What the exercise asks> Return the lines below that carry the word "縁日景品".

* Start Material provided *

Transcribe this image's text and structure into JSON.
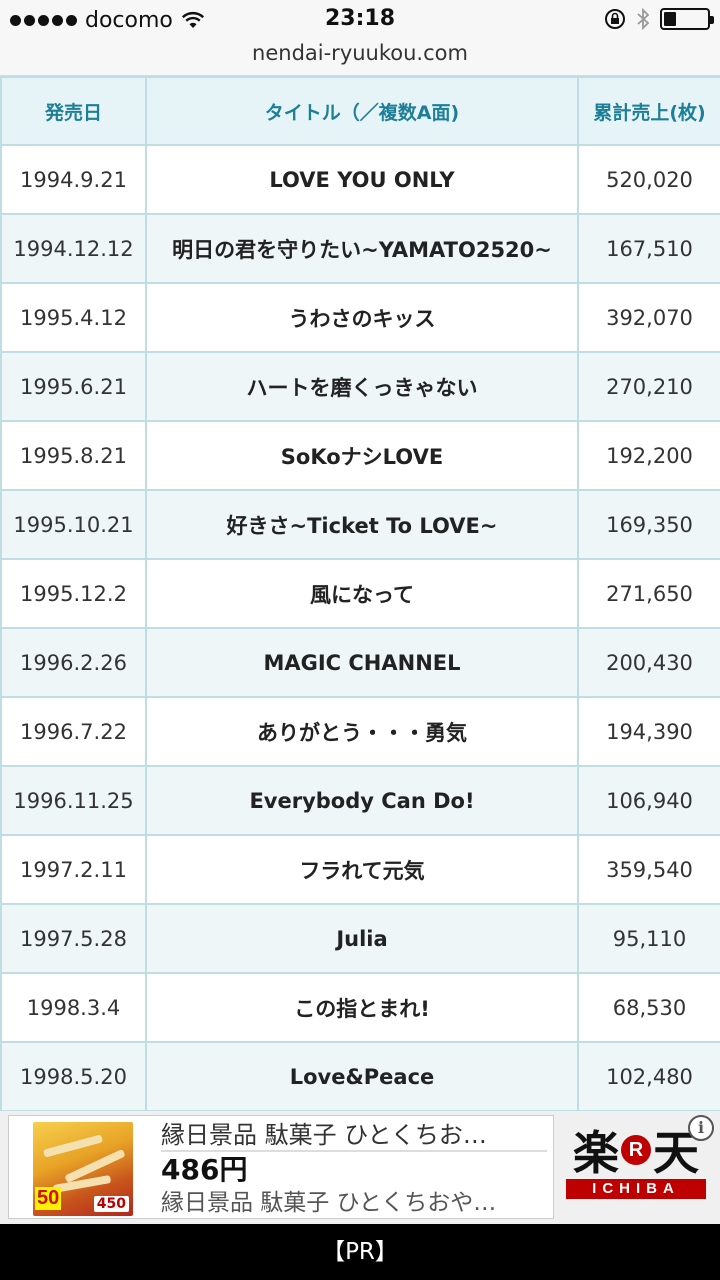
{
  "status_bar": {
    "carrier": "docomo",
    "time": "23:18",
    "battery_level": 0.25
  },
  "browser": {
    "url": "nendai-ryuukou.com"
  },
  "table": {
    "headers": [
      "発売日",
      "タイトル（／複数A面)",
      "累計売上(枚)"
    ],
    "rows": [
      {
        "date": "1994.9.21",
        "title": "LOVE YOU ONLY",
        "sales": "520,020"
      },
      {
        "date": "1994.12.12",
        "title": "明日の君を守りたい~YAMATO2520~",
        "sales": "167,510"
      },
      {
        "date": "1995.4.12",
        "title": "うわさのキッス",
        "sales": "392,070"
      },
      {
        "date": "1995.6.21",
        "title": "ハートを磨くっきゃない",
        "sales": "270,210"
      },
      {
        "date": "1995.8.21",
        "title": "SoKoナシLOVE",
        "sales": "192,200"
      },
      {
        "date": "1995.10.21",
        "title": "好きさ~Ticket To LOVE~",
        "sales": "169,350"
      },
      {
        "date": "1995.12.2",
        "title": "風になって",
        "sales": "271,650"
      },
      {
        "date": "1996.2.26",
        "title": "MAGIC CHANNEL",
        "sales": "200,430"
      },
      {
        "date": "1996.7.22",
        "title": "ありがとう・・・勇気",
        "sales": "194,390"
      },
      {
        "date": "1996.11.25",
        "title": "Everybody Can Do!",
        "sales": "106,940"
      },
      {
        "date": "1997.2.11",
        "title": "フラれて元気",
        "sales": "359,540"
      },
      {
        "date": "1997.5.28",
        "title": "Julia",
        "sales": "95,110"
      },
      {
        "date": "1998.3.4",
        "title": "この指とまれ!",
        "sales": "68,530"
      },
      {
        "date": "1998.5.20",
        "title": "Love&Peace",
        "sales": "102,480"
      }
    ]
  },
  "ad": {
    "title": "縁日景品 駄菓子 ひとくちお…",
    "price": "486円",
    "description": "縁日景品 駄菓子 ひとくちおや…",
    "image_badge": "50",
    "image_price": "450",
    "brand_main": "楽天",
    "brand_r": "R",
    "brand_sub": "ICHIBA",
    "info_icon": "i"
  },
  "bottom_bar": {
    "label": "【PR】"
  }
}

* End Material provided *
* Start Material provided *

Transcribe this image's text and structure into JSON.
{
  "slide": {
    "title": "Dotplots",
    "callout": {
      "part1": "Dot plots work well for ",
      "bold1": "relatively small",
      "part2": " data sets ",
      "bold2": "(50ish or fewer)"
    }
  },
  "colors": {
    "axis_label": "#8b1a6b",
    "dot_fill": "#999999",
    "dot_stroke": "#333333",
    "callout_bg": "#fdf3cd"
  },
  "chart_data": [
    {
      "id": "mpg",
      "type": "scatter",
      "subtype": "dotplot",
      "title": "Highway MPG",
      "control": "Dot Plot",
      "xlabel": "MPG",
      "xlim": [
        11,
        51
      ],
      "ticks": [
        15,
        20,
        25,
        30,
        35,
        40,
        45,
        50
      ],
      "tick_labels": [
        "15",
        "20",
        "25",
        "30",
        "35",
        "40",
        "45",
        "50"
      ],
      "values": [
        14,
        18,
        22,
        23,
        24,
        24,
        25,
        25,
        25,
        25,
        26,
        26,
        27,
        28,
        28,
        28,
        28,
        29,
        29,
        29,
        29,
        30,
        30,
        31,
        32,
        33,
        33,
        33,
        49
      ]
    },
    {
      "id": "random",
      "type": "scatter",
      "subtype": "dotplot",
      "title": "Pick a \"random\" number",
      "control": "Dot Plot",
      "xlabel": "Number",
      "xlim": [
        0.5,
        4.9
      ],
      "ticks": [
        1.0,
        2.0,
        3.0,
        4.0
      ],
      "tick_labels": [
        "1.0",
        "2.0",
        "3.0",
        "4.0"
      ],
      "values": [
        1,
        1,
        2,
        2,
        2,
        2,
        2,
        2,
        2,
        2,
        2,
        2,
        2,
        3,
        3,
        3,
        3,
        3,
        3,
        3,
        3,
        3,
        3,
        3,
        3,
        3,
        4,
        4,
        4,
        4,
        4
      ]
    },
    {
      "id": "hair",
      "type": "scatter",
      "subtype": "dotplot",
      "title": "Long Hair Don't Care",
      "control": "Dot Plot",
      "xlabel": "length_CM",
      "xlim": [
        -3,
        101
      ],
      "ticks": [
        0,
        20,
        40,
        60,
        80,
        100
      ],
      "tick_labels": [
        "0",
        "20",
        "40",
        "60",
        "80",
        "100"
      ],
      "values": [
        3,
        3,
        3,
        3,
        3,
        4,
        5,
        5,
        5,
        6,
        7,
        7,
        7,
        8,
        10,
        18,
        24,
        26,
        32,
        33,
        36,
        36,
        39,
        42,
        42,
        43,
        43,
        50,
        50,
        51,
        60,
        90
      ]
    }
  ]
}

* End Material provided *

Exercise result>
    "title": "縁日景品 駄菓子 ひとくちお…",
    "description": "縁日景品 駄菓子 ひとくちおや…",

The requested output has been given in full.